[Data entries]
╭──

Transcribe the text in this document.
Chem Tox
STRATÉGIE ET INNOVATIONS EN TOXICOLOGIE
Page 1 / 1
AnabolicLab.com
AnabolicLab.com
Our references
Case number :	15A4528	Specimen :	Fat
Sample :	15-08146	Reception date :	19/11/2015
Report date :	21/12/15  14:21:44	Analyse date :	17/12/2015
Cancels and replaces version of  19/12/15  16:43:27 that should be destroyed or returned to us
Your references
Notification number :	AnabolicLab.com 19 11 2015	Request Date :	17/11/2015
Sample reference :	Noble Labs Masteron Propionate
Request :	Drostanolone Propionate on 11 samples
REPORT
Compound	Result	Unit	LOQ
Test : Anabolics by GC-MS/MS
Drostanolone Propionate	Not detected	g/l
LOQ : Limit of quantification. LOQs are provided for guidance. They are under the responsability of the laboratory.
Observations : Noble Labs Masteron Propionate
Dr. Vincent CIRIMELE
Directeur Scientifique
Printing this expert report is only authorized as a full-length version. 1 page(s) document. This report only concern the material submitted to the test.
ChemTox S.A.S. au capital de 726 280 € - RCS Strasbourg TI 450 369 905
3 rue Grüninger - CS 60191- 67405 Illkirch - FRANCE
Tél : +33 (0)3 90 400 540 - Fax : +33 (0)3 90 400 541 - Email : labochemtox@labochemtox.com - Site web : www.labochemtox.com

╰──

▶ **To be done**:
Give back the whole listing exactly as it reads.

▶ **Exercise answer**:
Transcribe the text in this document.
Chem Tox
STRATÉGIE ET INNOVATIONS EN TOXICOLOGIE
Page 1 / 1
AnabolicLab.com
AnabolicLab.com
Our references
Case number :	15A4528	Specimen :	Fat
Sample :	15-08146	Reception date :	19/11/2015
Report date :	21/12/15  14:21:44	Analyse date :	17/12/2015
Cancels and replaces version of  19/12/15  16:43:27 that should be destroyed or returned to us
Your references
Notification number :	AnabolicLab.com 19 11 2015	Request Date :	17/11/2015
Sample reference :	Noble Labs Masteron Propionate
Request :	Drostanolone Propionate on 11 samples
REPORT
Compound	Result	Unit	LOQ
Test : Anabolics by GC-MS/MS
Drostanolone Propionate	Not detected	g/l
LOQ : Limit of quantification. LOQs are provided for guidance. They are under the responsability of the laboratory.
Observations : Noble Labs Masteron Propionate
Dr. Vincent CIRIMELE
Directeur Scientifique
Printing this expert report is only authorized as a full-length version. 1 page(s) document. This report only concern the material submitted to the test.
ChemTox S.A.S. au capital de 726 280 € - RCS Strasbourg TI 450 369 905
3 rue Grüninger - CS 60191- 67405 Illkirch - FRANCE
Tél : +33 (0)3 90 400 540 - Fax : +33 (0)3 90 400 541 - Email : labochemtox@labochemtox.com - Site web : www.labochemtox.com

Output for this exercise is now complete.